[Stored data entries]
<<<<

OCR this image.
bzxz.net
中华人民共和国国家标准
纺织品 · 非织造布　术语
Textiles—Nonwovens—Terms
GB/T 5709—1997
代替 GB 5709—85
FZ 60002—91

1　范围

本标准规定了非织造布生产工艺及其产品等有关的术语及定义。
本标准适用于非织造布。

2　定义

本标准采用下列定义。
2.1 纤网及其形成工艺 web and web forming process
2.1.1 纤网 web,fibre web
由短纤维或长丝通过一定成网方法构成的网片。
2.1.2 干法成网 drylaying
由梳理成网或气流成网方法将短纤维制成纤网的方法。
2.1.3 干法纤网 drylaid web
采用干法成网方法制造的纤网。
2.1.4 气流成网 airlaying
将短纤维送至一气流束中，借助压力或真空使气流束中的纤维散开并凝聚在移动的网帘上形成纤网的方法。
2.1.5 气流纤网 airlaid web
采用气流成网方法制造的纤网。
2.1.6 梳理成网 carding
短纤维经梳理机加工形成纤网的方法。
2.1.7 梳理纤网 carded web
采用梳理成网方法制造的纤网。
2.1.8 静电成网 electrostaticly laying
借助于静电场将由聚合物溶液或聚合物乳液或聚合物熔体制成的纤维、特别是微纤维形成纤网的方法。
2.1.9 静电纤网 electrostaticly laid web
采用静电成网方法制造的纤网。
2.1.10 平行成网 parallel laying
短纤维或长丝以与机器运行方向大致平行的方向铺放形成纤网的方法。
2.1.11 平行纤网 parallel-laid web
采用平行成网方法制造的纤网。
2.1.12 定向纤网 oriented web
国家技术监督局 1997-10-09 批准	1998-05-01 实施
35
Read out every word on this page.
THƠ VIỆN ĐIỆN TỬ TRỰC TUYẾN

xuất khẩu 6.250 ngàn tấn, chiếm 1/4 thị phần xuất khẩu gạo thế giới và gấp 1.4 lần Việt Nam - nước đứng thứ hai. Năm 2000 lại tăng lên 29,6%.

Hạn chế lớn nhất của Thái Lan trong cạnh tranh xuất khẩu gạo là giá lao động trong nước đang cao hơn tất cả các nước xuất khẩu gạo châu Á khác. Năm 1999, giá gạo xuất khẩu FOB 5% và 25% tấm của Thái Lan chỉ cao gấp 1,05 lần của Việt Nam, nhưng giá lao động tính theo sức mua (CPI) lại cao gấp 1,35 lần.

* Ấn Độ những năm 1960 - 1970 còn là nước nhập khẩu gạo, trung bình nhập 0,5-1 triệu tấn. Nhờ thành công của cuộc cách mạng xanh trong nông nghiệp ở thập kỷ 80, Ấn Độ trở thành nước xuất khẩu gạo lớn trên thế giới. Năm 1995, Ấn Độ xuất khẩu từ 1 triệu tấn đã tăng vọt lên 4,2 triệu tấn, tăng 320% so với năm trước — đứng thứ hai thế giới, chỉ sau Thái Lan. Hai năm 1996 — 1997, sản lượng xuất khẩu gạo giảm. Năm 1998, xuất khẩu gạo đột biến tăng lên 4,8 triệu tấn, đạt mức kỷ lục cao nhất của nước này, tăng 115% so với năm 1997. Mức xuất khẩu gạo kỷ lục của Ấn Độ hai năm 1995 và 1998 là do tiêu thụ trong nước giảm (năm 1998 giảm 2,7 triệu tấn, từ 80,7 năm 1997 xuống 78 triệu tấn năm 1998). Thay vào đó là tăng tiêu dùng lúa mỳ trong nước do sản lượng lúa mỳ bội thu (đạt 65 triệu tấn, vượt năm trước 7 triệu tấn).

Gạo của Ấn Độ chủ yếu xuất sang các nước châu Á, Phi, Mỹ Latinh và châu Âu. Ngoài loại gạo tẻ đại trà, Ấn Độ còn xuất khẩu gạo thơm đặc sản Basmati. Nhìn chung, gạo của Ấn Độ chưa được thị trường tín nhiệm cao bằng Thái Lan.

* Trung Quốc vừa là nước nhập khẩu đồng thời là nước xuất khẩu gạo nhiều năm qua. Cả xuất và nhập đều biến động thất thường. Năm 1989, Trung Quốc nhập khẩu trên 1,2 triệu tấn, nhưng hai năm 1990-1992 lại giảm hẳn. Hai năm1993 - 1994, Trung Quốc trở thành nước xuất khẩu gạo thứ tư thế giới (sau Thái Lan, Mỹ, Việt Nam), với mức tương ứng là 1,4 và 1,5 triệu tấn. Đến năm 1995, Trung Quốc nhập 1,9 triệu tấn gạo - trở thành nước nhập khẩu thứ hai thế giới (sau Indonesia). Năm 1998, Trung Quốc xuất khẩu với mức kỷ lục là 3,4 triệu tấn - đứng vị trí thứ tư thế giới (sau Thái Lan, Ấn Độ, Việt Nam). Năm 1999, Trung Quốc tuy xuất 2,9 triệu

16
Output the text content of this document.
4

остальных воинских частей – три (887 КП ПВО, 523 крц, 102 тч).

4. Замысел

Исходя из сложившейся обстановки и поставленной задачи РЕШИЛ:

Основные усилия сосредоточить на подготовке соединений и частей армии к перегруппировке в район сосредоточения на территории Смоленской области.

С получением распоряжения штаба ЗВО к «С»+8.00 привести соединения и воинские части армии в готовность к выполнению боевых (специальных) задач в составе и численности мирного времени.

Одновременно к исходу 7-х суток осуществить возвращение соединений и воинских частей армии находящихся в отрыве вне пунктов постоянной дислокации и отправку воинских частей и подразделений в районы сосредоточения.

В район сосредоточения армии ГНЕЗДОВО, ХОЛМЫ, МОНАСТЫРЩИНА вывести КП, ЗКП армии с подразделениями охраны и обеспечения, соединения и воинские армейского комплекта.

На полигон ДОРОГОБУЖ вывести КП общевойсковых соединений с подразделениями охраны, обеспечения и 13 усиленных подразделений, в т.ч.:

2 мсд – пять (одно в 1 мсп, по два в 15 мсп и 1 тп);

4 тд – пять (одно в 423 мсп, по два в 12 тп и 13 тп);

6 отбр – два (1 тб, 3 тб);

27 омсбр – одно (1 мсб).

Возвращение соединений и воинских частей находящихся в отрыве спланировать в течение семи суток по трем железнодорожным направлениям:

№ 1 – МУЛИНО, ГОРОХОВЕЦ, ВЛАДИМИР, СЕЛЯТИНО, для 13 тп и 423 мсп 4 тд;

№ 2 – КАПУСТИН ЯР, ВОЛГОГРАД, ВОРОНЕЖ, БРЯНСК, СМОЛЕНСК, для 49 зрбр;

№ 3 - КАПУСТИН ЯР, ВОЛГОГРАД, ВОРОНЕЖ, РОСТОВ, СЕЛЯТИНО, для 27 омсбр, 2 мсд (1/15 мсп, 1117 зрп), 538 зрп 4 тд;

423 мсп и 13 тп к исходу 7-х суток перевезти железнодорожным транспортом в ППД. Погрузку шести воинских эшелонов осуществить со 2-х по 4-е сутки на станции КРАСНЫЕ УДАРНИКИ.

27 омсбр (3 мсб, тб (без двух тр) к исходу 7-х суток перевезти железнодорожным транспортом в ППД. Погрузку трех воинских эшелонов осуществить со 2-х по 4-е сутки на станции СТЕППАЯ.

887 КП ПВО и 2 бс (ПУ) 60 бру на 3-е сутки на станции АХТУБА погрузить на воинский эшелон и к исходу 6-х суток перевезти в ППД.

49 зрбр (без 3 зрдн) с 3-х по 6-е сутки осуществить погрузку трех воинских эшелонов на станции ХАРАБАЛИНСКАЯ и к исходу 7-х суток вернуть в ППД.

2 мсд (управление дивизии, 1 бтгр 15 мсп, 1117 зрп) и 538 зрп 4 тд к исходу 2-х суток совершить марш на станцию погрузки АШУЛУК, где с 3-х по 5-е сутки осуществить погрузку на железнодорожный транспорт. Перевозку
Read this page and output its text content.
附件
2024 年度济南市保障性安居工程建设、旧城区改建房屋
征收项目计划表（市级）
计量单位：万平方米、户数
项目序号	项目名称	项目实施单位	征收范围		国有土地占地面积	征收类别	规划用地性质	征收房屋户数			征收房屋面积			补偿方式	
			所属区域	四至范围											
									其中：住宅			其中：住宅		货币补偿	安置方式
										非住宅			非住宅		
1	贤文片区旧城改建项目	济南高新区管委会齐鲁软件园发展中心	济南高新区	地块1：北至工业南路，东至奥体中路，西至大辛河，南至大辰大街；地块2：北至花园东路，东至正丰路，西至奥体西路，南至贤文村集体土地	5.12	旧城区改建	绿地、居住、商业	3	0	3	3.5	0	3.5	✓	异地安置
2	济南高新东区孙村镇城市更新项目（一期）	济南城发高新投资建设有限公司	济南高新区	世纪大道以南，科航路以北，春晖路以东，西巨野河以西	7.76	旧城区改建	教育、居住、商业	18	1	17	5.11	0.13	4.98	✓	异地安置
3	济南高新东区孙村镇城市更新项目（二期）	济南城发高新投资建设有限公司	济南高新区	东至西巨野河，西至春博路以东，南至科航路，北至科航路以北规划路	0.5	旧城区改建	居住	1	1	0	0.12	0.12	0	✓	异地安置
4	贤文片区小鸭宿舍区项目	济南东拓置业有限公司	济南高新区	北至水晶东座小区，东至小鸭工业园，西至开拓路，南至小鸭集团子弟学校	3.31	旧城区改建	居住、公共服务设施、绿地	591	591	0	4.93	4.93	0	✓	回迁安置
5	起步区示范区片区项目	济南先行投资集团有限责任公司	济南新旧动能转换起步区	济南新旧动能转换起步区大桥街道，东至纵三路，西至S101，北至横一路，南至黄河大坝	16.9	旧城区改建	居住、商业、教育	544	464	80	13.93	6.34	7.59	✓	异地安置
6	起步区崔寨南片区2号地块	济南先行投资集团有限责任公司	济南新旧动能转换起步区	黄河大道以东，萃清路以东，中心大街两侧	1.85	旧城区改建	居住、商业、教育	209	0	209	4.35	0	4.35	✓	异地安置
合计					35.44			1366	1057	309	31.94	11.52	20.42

>>>>

- [WHAT THE TASK REQUIRES]
Return every line of the preceding records in which the word "异地安置" appears.

- [RESULT OF THIS EXERCISE]
1	贤文片区旧城改建项目	济南高新区管委会齐鲁软件园发展中心	济南高新区	地块1：北至工业南路，东至奥体中路，西至大辛河，南至大辰大街；地块2：北至花园东路，东至正丰路，西至奥体西路，南至贤文村集体土地	5.12	旧城区改建	绿地、居住、商业	3	0	3	3.5	0	3.5	✓	异地安置
2	济南高新东区孙村镇城市更新项目（一期）	济南城发高新投资建设有限公司	济南高新区	世纪大道以南，科航路以北，春晖路以东，西巨野河以西	7.76	旧城区改建	教育、居住、商业	18	1	17	5.11	0.13	4.98	✓	异地安置
3	济南高新东区孙村镇城市更新项目（二期）	济南城发高新投资建设有限公司	济南高新区	东至西巨野河，西至春博路以东，南至科航路，北至科航路以北规划路	0.5	旧城区改建	居住	1	1	0	0.12	0.12	0	✓	异地安置
5	起步区示范区片区项目	济南先行投资集团有限责任公司	济南新旧动能转换起步区	济南新旧动能转换起步区大桥街道，东至纵三路，西至S101，北至横一路，南至黄河大坝	16.9	旧城区改建	居住、商业、教育	544	464	80	13.93	6.34	7.59	✓	异地安置
6	起步区崔寨南片区2号地块	济南先行投资集团有限责任公司	济南新旧动能转换起步区	黄河大道以东，萃清路以东，中心大街两侧	1.85	旧城区改建	居住、商业、教育	209	0	209	4.35	0	4.35	✓	异地安置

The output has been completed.